● WHAT YOU ARE ASKED TO DO:
Reproduce the listing word for word. Skip any image.

● DATA SECTION:
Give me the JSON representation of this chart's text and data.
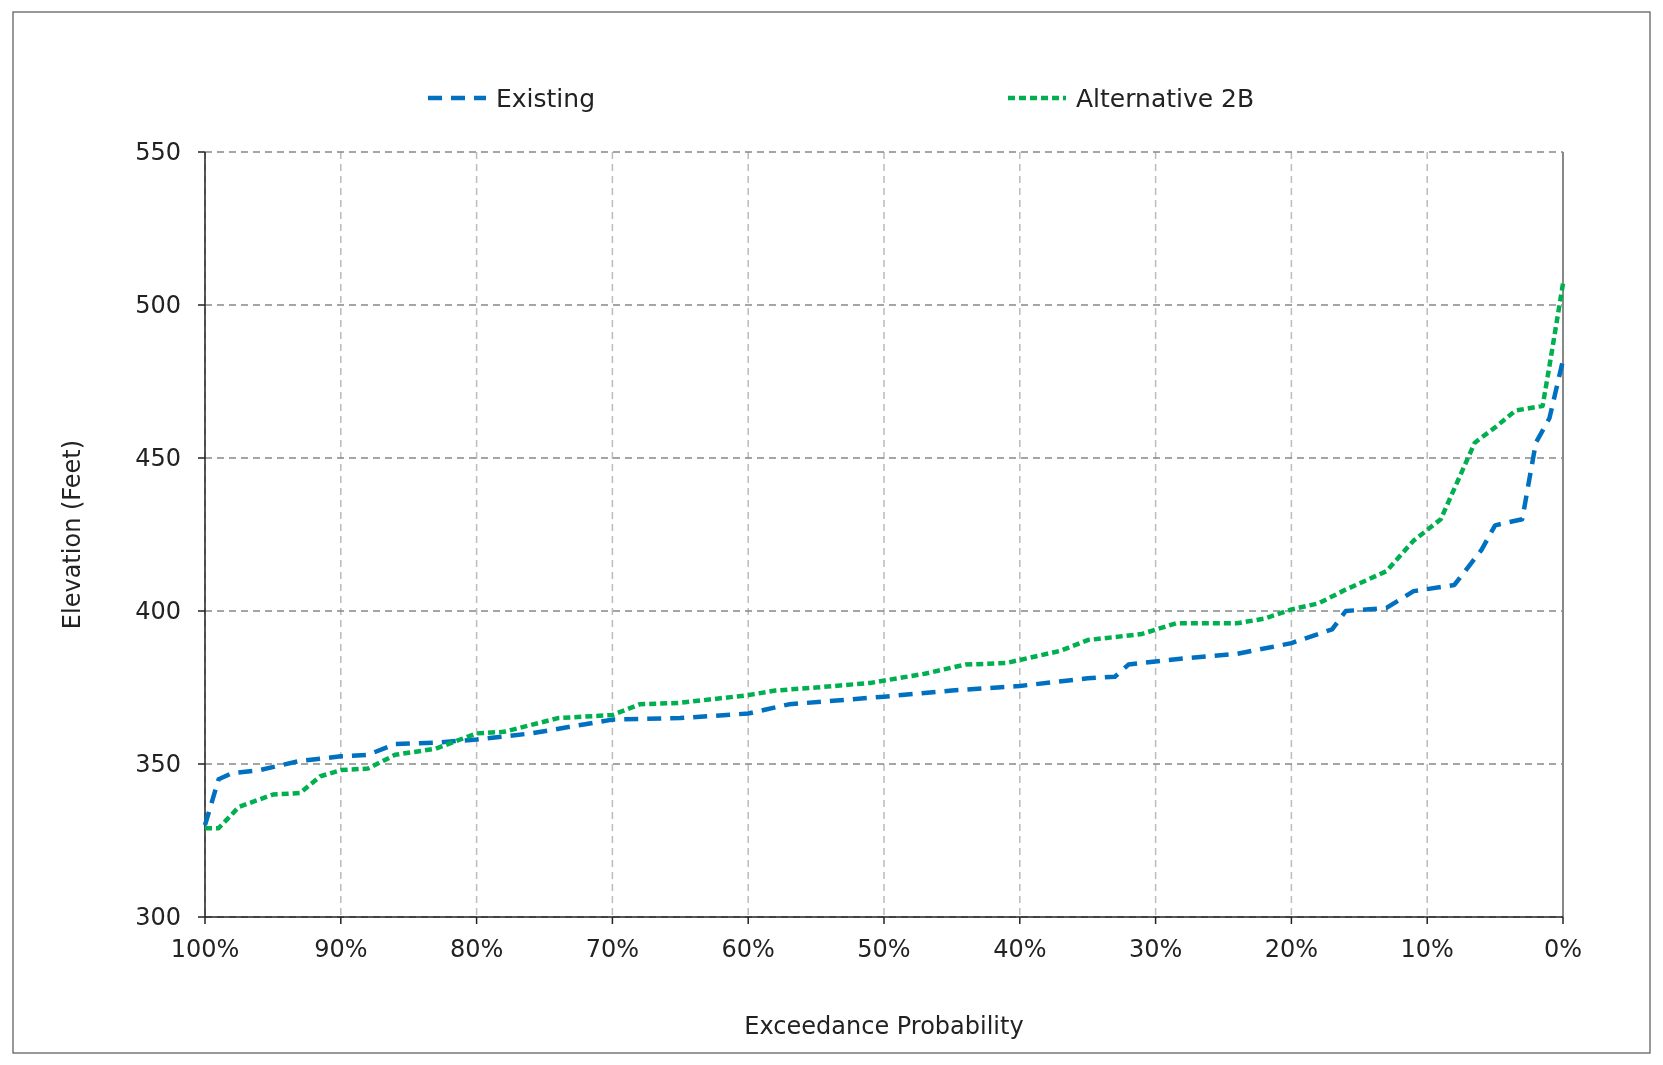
{
  "chart_data": {
    "type": "line",
    "xlabel": "Exceedance Probability",
    "ylabel": "Elevation (Feet)",
    "xlim": [
      100,
      0
    ],
    "xticks": [
      {
        "value": 100,
        "label": "100%"
      },
      {
        "value": 90,
        "label": "90%"
      },
      {
        "value": 80,
        "label": "80%"
      },
      {
        "value": 70,
        "label": "70%"
      },
      {
        "value": 60,
        "label": "60%"
      },
      {
        "value": 50,
        "label": "50%"
      },
      {
        "value": 40,
        "label": "40%"
      },
      {
        "value": 30,
        "label": "30%"
      },
      {
        "value": 20,
        "label": "20%"
      },
      {
        "value": 10,
        "label": "10%"
      },
      {
        "value": 0,
        "label": "0%"
      }
    ],
    "ylim": [
      300,
      550
    ],
    "yticks": [
      300,
      350,
      400,
      450,
      500,
      550
    ],
    "grid": true,
    "legend": "top",
    "series": [
      {
        "name": "Existing",
        "color": "#0070c0",
        "line_style": "dashed",
        "x": [
          100,
          99,
          98,
          96,
          93,
          90,
          88,
          86,
          83,
          80,
          76,
          72,
          70,
          65,
          60,
          57,
          50,
          45,
          40,
          35,
          33,
          32,
          28,
          24,
          20,
          17,
          16,
          13,
          11,
          8,
          6,
          5,
          3,
          2,
          1,
          0
        ],
        "values": [
          330,
          345,
          347,
          348,
          351,
          352.5,
          353,
          356.5,
          357,
          358,
          360,
          363,
          364.5,
          365,
          366.5,
          369.5,
          372,
          374,
          375.5,
          378,
          378.5,
          382.5,
          384.5,
          386,
          389.5,
          394,
          400,
          401,
          406.5,
          408.5,
          420,
          428,
          430,
          455,
          463,
          482
        ]
      },
      {
        "name": "Alternative 2B",
        "color": "#00b050",
        "line_style": "dotted",
        "x": [
          100,
          99,
          97.5,
          95,
          93,
          91.5,
          90,
          88,
          86,
          83,
          80,
          78,
          74,
          70,
          68,
          65,
          60,
          58,
          55,
          51,
          47,
          44,
          41,
          37,
          35,
          31,
          28.5,
          24,
          22,
          20,
          18,
          16,
          13,
          11,
          9,
          8,
          6.5,
          5,
          3.5,
          1.5,
          1,
          0
        ],
        "values": [
          329,
          329,
          336,
          340,
          340.5,
          346,
          348,
          348.5,
          353,
          355,
          360,
          360.5,
          365,
          366,
          369.5,
          370,
          372.5,
          374,
          375,
          376.5,
          379.5,
          382.5,
          383,
          387,
          390.5,
          392.5,
          396,
          396,
          397.5,
          400.5,
          402.5,
          407,
          413,
          423,
          430,
          440,
          455,
          460,
          465.5,
          467,
          480,
          507
        ]
      }
    ]
  }
}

● RESULT FOR THIS EXERCISE:
Give me the JSON representation of this chart's text and data.
{
  "chart_data": {
    "type": "line",
    "xlabel": "Exceedance Probability",
    "ylabel": "Elevation (Feet)",
    "xlim": [
      100,
      0
    ],
    "xticks": [
      {
        "value": 100,
        "label": "100%"
      },
      {
        "value": 90,
        "label": "90%"
      },
      {
        "value": 80,
        "label": "80%"
      },
      {
        "value": 70,
        "label": "70%"
      },
      {
        "value": 60,
        "label": "60%"
      },
      {
        "value": 50,
        "label": "50%"
      },
      {
        "value": 40,
        "label": "40%"
      },
      {
        "value": 30,
        "label": "30%"
      },
      {
        "value": 20,
        "label": "20%"
      },
      {
        "value": 10,
        "label": "10%"
      },
      {
        "value": 0,
        "label": "0%"
      }
    ],
    "ylim": [
      300,
      550
    ],
    "yticks": [
      300,
      350,
      400,
      450,
      500,
      550
    ],
    "grid": true,
    "legend": "top",
    "series": [
      {
        "name": "Existing",
        "color": "#0070c0",
        "line_style": "dashed",
        "x": [
          100,
          99,
          98,
          96,
          93,
          90,
          88,
          86,
          83,
          80,
          76,
          72,
          70,
          65,
          60,
          57,
          50,
          45,
          40,
          35,
          33,
          32,
          28,
          24,
          20,
          17,
          16,
          13,
          11,
          8,
          6,
          5,
          3,
          2,
          1,
          0
        ],
        "values": [
          330,
          345,
          347,
          348,
          351,
          352.5,
          353,
          356.5,
          357,
          358,
          360,
          363,
          364.5,
          365,
          366.5,
          369.5,
          372,
          374,
          375.5,
          378,
          378.5,
          382.5,
          384.5,
          386,
          389.5,
          394,
          400,
          401,
          406.5,
          408.5,
          420,
          428,
          430,
          455,
          463,
          482
        ]
      },
      {
        "name": "Alternative 2B",
        "color": "#00b050",
        "line_style": "dotted",
        "x": [
          100,
          99,
          97.5,
          95,
          93,
          91.5,
          90,
          88,
          86,
          83,
          80,
          78,
          74,
          70,
          68,
          65,
          60,
          58,
          55,
          51,
          47,
          44,
          41,
          37,
          35,
          31,
          28.5,
          24,
          22,
          20,
          18,
          16,
          13,
          11,
          9,
          8,
          6.5,
          5,
          3.5,
          1.5,
          1,
          0
        ],
        "values": [
          329,
          329,
          336,
          340,
          340.5,
          346,
          348,
          348.5,
          353,
          355,
          360,
          360.5,
          365,
          366,
          369.5,
          370,
          372.5,
          374,
          375,
          376.5,
          379.5,
          382.5,
          383,
          387,
          390.5,
          392.5,
          396,
          396,
          397.5,
          400.5,
          402.5,
          407,
          413,
          423,
          430,
          440,
          455,
          460,
          465.5,
          467,
          480,
          507
        ]
      }
    ]
  }
}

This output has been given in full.